**Data listing**

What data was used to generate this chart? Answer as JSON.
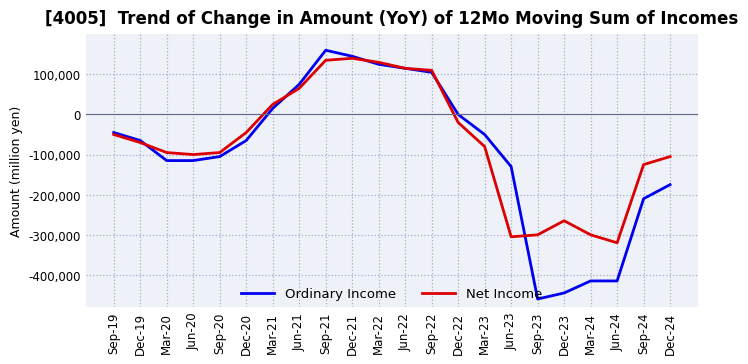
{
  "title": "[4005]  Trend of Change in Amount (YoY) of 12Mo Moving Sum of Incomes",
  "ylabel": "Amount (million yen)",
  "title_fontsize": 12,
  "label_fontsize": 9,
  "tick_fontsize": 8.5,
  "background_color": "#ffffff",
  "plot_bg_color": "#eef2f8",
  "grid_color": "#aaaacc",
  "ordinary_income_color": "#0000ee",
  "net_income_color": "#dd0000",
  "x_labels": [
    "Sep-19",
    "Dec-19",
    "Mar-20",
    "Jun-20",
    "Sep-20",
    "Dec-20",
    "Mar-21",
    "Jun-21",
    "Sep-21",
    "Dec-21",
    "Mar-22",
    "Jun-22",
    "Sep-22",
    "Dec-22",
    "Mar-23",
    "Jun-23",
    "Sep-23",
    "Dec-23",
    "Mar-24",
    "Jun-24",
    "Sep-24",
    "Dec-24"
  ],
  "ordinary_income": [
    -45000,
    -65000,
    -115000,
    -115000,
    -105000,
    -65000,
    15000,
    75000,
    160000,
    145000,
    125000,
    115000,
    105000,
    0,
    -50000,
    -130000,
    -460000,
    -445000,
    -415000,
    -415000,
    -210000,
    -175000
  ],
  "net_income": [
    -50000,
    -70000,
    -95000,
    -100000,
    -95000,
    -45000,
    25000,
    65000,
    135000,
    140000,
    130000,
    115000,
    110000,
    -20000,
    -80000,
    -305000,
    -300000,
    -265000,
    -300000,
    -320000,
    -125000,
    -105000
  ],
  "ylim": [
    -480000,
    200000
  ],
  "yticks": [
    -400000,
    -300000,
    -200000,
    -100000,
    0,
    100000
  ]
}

**Exercise task**
Reply with nothing except the number of lines in the listing above that include "Amount".

**Task result**
2